> [Recorded data]
========================

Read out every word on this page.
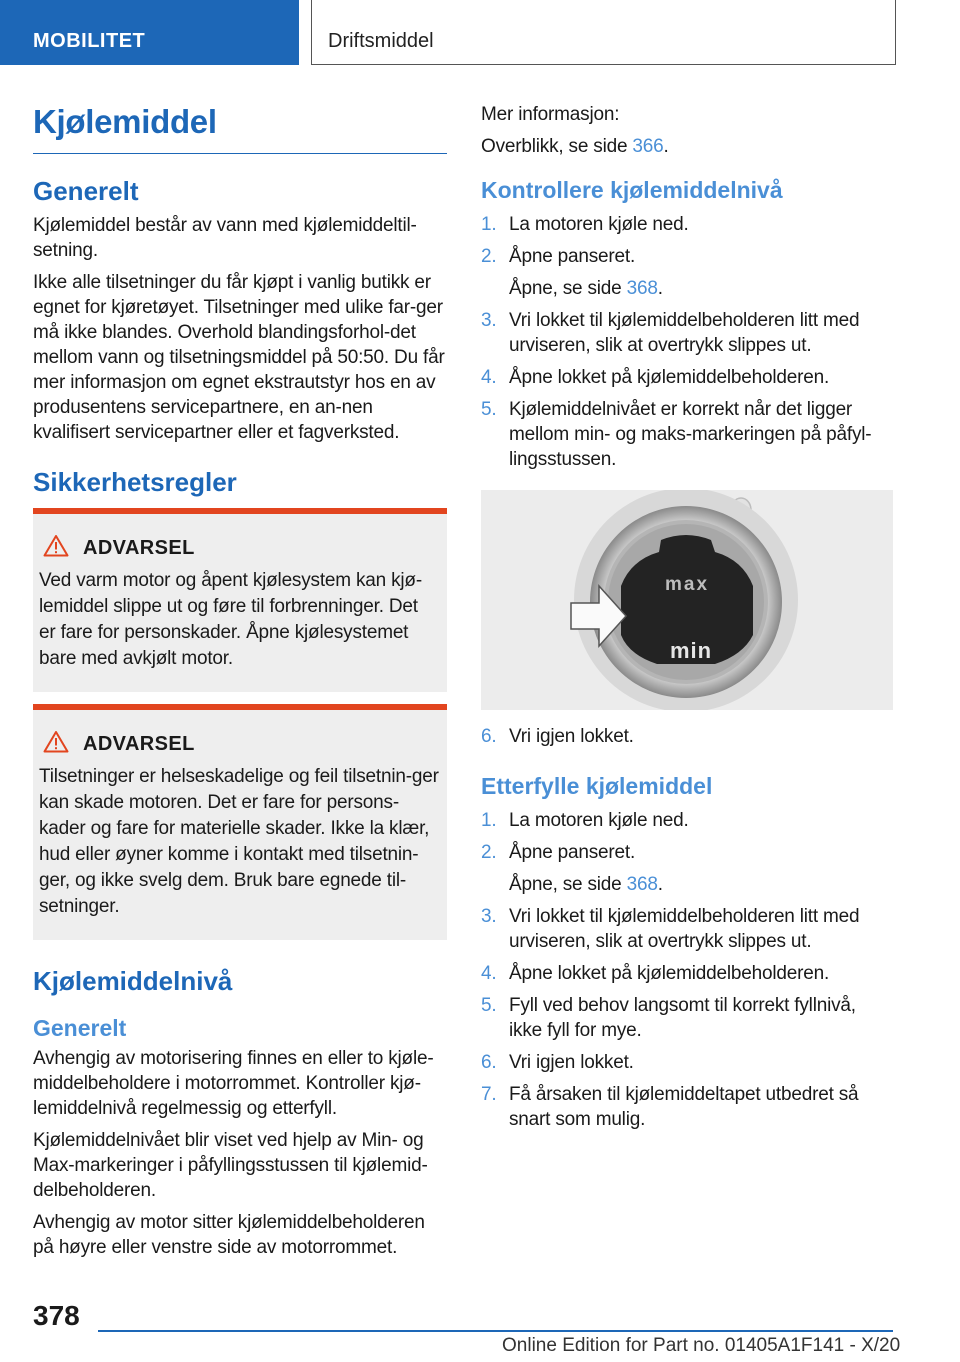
MOBILITET	Driftsmiddel
Kjølemiddel
Generelt

Kjølemiddel består av vann med kjølemiddeltil-setning.

Ikke alle tilsetninger du får kjøpt i vanlig butikk er egnet for kjøretøyet. Tilsetninger med ulike far-ger må ikke blandes. Overhold blandingsforhol-det mellom vann og tilsetningsmiddel på 50:50. Du får mer informasjon om egnet ekstrautstyr hos en av produsentens servicepartnere, en an-nen kvalifisert servicepartner eller et fagverksted.

Sikkerhetsregler
ADVARSEL

Ved varm motor og åpent kjølesystem kan kjø-lemiddel slippe ut og føre til forbrenninger. Det er fare for personskader. Åpne kjølesystemet bare med avkjølt motor.

ADVARSEL

Tilsetninger er helseskadelige og feil tilsetnin-ger kan skade motoren. Det er fare for persons-kader og fare for materielle skader. Ikke la klær, hud eller øyner komme i kontakt med tilsetnin-ger, og ikke svelg dem. Bruk bare egnede til-setninger.

Kjølemiddelnivå
Generelt

Avhengig av motorisering finnes en eller to kjøle-middelbeholdere i motorrommet. Kontroller kjø-lemiddelnivå regelmessig og etterfyll.

Kjølemiddelnivået blir viset ved hjelp av Min- og Max-markeringer i påfyllingsstussen til kjølemid-delbeholderen.

Avhengig av motor sitter kjølemiddelbeholderen på høyre eller venstre side av motorrommet.

Mer informasjon:

Overblikk, se side 366.

Kontrollere kjølemiddelnivå
1. La motoren kjøle ned.

2. Åpne panseret.

Åpne, se side 368.

3. Vri lokket til kjølemiddelbeholderen litt med urviseren, slik at overtrykk slippes ut.

4. Åpne lokket på kjølemiddelbeholderen.

5. Kjølemiddelnivået er korrekt når det ligger mellom min- og maks-markeringen på påfyl-lingsstussen.

max
min
6. Vri igjen lokket.
Etterfylle kjølemiddel
1. La motoren kjøle ned.

2. Åpne panseret.

Åpne, se side 368.

3. Vri lokket til kjølemiddelbeholderen litt med urviseren, slik at overtrykk slippes ut.

4. Åpne lokket på kjølemiddelbeholderen.

5. Fyll ved behov langsomt til korrekt fyllnivå, ikke fyll for mye.

6. Vri igjen lokket.

7. Få årsaken til kjølemiddeltapet utbedret så snart som mulig.

378
Online Edition for Part no. 01405A1F141 - X/20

========================

> [What to work on] Your task is to gather every line with the word "eller" and copy it.

> [Answer]
Ikke alle tilsetninger du får kjøpt i vanlig butikk er egnet for kjøretøyet. Tilsetninger med ulike far-ger må ikke blandes. Overhold blandingsforhol-det mellom vann og tilsetningsmiddel på 50:50. Du får mer informasjon om egnet ekstrautstyr hos en av produsentens servicepartnere, en an-nen kvalifisert servicepartner eller et fagverksted.
Tilsetninger er helseskadelige og feil tilsetnin-ger kan skade motoren. Det er fare for persons-kader og fare for materielle skader. Ikke la klær, hud eller øyner komme i kontakt med tilsetnin-ger, og ikke svelg dem. Bruk bare egnede til-setninger.
Avhengig av motorisering finnes en eller to kjøle-middelbeholdere i motorrommet. Kontroller kjø-lemiddelnivå regelmessig og etterfyll.
Avhengig av motor sitter kjølemiddelbeholderen på høyre eller venstre side av motorrommet.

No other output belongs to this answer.